- _Task description_: The entries below are to be written out again without alteration.
╭─ Data for this exercise
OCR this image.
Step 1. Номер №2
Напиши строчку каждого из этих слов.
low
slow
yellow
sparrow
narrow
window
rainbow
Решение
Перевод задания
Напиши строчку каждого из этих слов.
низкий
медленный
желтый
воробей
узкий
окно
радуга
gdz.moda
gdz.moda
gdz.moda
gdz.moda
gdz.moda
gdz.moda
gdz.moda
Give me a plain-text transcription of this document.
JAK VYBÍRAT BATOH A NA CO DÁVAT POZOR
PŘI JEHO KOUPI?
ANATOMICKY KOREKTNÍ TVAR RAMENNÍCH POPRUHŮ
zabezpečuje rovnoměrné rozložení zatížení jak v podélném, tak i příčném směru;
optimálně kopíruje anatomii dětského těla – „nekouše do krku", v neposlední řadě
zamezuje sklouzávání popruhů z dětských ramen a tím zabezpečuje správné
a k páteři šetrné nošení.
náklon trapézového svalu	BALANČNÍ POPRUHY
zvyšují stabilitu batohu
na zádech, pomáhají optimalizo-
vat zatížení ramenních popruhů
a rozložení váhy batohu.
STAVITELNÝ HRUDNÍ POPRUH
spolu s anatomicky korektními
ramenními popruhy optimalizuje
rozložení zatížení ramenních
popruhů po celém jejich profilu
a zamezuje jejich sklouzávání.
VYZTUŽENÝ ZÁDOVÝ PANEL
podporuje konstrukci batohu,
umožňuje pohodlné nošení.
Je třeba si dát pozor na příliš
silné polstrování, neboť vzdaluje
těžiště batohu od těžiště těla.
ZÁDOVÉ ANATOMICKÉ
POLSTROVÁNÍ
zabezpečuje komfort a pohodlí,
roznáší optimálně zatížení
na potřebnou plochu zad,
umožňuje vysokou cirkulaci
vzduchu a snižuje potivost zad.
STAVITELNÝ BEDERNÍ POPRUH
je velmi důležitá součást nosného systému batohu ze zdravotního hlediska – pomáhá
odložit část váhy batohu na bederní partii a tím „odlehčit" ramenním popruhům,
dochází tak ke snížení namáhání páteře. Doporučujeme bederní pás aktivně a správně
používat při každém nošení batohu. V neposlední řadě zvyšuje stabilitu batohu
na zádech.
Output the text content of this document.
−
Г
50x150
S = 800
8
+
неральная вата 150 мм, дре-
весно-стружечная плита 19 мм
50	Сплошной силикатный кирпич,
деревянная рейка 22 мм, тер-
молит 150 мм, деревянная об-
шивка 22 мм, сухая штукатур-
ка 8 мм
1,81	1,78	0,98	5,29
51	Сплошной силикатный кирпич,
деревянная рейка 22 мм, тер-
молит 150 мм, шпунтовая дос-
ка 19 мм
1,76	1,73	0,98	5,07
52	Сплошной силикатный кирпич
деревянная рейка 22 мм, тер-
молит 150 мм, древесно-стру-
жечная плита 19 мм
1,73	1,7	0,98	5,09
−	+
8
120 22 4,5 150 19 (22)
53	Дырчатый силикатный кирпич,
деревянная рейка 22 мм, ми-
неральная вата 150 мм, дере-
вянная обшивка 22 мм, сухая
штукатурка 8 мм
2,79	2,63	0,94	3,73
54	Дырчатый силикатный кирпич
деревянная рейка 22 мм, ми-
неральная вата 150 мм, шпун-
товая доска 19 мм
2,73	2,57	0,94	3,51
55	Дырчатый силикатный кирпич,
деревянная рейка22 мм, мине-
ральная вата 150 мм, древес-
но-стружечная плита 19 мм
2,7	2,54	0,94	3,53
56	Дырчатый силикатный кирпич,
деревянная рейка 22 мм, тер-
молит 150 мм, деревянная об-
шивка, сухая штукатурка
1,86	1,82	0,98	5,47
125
╰─
- _Solution to this task_:
OCR this image.
Step 1. Номер №2
Напиши строчку каждого из этих слов.
low
slow
yellow
sparrow
narrow
window
rainbow
Решение
Перевод задания
Напиши строчку каждого из этих слов.
низкий
медленный
желтый
воробей
узкий
окно
радуга
gdz.moda
gdz.moda
gdz.moda
gdz.moda
gdz.moda
gdz.moda
gdz.moda
Give me a plain-text transcription of this document.
JAK VYBÍRAT BATOH A NA CO DÁVAT POZOR
PŘI JEHO KOUPI?
ANATOMICKY KOREKTNÍ TVAR RAMENNÍCH POPRUHŮ
zabezpečuje rovnoměrné rozložení zatížení jak v podélném, tak i příčném směru;
optimálně kopíruje anatomii dětského těla – „nekouše do krku", v neposlední řadě
zamezuje sklouzávání popruhů z dětských ramen a tím zabezpečuje správné
a k páteři šetrné nošení.
náklon trapézového svalu	BALANČNÍ POPRUHY
zvyšují stabilitu batohu
na zádech, pomáhají optimalizo-
vat zatížení ramenních popruhů
a rozložení váhy batohu.
STAVITELNÝ HRUDNÍ POPRUH
spolu s anatomicky korektními
ramenními popruhy optimalizuje
rozložení zatížení ramenních
popruhů po celém jejich profilu
a zamezuje jejich sklouzávání.
VYZTUŽENÝ ZÁDOVÝ PANEL
podporuje konstrukci batohu,
umožňuje pohodlné nošení.
Je třeba si dát pozor na příliš
silné polstrování, neboť vzdaluje
těžiště batohu od těžiště těla.
ZÁDOVÉ ANATOMICKÉ
POLSTROVÁNÍ
zabezpečuje komfort a pohodlí,
roznáší optimálně zatížení
na potřebnou plochu zad,
umožňuje vysokou cirkulaci
vzduchu a snižuje potivost zad.
STAVITELNÝ BEDERNÍ POPRUH
je velmi důležitá součást nosného systému batohu ze zdravotního hlediska – pomáhá
odložit část váhy batohu na bederní partii a tím „odlehčit" ramenním popruhům,
dochází tak ke snížení namáhání páteře. Doporučujeme bederní pás aktivně a správně
používat při každém nošení batohu. V neposlední řadě zvyšuje stabilitu batohu
na zádech.
Output the text content of this document.
−
Г
50x150
S = 800
8
+
неральная вата 150 мм, дре-
весно-стружечная плита 19 мм
50	Сплошной силикатный кирпич,
деревянная рейка 22 мм, тер-
молит 150 мм, деревянная об-
шивка 22 мм, сухая штукатур-
ка 8 мм
1,81	1,78	0,98	5,29
51	Сплошной силикатный кирпич,
деревянная рейка 22 мм, тер-
молит 150 мм, шпунтовая дос-
ка 19 мм
1,76	1,73	0,98	5,07
52	Сплошной силикатный кирпич
деревянная рейка 22 мм, тер-
молит 150 мм, древесно-стру-
жечная плита 19 мм
1,73	1,7	0,98	5,09
−	+
8
120 22 4,5 150 19 (22)
53	Дырчатый силикатный кирпич,
деревянная рейка 22 мм, ми-
неральная вата 150 мм, дере-
вянная обшивка 22 мм, сухая
штукатурка 8 мм
2,79	2,63	0,94	3,73
54	Дырчатый силикатный кирпич
деревянная рейка 22 мм, ми-
неральная вата 150 мм, шпун-
товая доска 19 мм
2,73	2,57	0,94	3,51
55	Дырчатый силикатный кирпич,
деревянная рейка22 мм, мине-
ральная вата 150 мм, древес-
но-стружечная плита 19 мм
2,7	2,54	0,94	3,53
56	Дырчатый силикатный кирпич,
деревянная рейка 22 мм, тер-
молит 150 мм, деревянная об-
шивка, сухая штукатурка
1,86	1,82	0,98	5,47
125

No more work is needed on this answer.